[start Records shown]

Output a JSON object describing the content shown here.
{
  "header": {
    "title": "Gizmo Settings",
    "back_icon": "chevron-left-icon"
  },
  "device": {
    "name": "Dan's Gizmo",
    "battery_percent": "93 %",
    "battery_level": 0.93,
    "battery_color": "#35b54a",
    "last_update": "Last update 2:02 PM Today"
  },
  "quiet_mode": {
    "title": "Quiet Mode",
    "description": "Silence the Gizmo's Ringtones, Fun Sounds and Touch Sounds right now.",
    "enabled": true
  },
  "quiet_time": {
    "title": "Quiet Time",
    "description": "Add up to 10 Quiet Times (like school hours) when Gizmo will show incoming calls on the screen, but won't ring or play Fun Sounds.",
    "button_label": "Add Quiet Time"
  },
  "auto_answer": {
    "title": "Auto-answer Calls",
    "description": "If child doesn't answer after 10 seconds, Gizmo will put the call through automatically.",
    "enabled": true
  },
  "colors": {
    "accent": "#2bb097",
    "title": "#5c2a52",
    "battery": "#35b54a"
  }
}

[end Records shown]

Extract all of the data above without altering anything.

Output a JSON object describing the content shown here.
{
  "header": {
    "title": "Gizmo Settings",
    "back_icon": "chevron-left-icon"
  },
  "device": {
    "name": "Dan's Gizmo",
    "battery_percent": "93 %",
    "battery_level": 0.93,
    "battery_color": "#35b54a",
    "last_update": "Last update 2:02 PM Today"
  },
  "quiet_mode": {
    "title": "Quiet Mode",
    "description": "Silence the Gizmo's Ringtones, Fun Sounds and Touch Sounds right now.",
    "enabled": true
  },
  "quiet_time": {
    "title": "Quiet Time",
    "description": "Add up to 10 Quiet Times (like school hours) when Gizmo will show incoming calls on the screen, but won't ring or play Fun Sounds.",
    "button_label": "Add Quiet Time"
  },
  "auto_answer": {
    "title": "Auto-answer Calls",
    "description": "If child doesn't answer after 10 seconds, Gizmo will put the call through automatically.",
    "enabled": true
  },
  "colors": {
    "accent": "#2bb097",
    "title": "#5c2a52",
    "battery": "#35b54a"
  }
}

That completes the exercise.